*INSTRUCTIONS FOR THE TASK*.
Only the lines from the one containing "What text is on this page?" to the end of the entries should be written out, each exactly as it stands, both ends included.

[Data listing]
>>>>

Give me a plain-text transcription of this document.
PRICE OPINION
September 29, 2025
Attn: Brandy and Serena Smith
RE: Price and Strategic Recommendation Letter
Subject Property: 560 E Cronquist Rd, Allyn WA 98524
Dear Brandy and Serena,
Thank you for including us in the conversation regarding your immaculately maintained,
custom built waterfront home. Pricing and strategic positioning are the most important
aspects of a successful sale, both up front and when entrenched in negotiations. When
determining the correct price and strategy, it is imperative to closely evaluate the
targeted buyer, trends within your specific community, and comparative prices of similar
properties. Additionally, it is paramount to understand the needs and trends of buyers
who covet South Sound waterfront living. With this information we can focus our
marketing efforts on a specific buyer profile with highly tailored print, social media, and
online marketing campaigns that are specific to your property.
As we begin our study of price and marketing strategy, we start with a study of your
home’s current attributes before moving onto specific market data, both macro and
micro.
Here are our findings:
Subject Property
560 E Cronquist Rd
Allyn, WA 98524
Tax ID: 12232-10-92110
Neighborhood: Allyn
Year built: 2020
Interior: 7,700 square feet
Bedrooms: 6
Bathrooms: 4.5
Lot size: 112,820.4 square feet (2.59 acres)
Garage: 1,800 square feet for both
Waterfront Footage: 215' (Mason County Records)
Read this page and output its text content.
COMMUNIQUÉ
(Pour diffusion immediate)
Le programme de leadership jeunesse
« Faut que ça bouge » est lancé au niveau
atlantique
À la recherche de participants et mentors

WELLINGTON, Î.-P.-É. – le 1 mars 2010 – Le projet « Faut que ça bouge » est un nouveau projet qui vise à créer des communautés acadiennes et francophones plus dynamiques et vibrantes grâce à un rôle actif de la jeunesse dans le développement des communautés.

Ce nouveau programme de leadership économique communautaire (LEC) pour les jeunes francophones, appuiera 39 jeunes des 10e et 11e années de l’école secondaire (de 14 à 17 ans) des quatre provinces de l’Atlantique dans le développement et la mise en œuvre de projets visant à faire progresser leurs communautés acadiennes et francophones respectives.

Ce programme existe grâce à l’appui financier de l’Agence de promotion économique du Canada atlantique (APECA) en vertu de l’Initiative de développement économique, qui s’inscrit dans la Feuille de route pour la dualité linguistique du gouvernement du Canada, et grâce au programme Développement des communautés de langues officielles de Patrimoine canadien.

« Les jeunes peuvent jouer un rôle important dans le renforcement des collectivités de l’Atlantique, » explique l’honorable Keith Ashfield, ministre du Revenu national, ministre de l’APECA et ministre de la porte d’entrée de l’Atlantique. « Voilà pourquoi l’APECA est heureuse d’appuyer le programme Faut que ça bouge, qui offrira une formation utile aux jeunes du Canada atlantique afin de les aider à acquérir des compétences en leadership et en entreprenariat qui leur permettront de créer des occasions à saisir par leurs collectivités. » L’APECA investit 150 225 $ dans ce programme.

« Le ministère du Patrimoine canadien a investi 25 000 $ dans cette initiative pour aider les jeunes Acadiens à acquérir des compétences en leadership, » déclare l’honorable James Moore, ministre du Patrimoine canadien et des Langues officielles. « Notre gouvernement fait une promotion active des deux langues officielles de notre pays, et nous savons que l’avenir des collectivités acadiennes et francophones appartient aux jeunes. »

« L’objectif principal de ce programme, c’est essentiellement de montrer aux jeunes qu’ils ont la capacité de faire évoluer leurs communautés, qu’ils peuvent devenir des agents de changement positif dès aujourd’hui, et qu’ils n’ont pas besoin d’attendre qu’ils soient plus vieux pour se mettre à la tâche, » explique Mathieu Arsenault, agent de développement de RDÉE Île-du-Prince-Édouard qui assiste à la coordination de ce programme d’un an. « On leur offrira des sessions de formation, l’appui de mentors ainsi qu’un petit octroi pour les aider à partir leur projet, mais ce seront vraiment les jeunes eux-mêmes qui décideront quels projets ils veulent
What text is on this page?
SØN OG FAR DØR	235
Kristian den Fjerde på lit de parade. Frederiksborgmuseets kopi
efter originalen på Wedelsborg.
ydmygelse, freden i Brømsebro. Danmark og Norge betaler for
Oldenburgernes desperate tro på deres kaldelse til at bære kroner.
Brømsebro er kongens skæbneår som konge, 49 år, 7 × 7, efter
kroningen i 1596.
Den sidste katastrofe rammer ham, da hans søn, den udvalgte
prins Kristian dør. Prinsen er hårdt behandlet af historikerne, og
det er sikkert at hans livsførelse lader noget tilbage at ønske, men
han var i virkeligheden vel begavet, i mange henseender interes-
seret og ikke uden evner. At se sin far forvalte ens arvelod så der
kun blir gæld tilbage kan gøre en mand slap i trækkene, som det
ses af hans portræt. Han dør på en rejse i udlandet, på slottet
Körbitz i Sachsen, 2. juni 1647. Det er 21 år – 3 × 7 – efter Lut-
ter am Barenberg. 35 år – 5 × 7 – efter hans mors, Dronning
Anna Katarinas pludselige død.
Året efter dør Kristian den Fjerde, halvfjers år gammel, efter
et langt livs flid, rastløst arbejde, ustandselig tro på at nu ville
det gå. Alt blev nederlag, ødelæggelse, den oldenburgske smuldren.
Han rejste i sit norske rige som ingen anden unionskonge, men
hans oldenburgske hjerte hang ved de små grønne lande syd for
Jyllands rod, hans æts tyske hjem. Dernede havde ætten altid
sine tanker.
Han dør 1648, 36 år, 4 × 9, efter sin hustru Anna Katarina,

<<<<

*WRITTEN ANSWER*.
What text is on this page?
SØN OG FAR DØR	235
Kristian den Fjerde på lit de parade. Frederiksborgmuseets kopi
efter originalen på Wedelsborg.
ydmygelse, freden i Brømsebro. Danmark og Norge betaler for
Oldenburgernes desperate tro på deres kaldelse til at bære kroner.
Brømsebro er kongens skæbneår som konge, 49 år, 7 × 7, efter
kroningen i 1596.
Den sidste katastrofe rammer ham, da hans søn, den udvalgte
prins Kristian dør. Prinsen er hårdt behandlet af historikerne, og
det er sikkert at hans livsførelse lader noget tilbage at ønske, men
han var i virkeligheden vel begavet, i mange henseender interes-
seret og ikke uden evner. At se sin far forvalte ens arvelod så der
kun blir gæld tilbage kan gøre en mand slap i trækkene, som det
ses af hans portræt. Han dør på en rejse i udlandet, på slottet
Körbitz i Sachsen, 2. juni 1647. Det er 21 år – 3 × 7 – efter Lut-
ter am Barenberg. 35 år – 5 × 7 – efter hans mors, Dronning
Anna Katarinas pludselige død.
Året efter dør Kristian den Fjerde, halvfjers år gammel, efter
et langt livs flid, rastløst arbejde, ustandselig tro på at nu ville
det gå. Alt blev nederlag, ødelæggelse, den oldenburgske smuldren.
Han rejste i sit norske rige som ingen anden unionskonge, men
hans oldenburgske hjerte hang ved de små grønne lande syd for
Jyllands rod, hans æts tyske hjem. Dernede havde ætten altid
sine tanker.
Han dør 1648, 36 år, 4 × 9, efter sin hustru Anna Katarina,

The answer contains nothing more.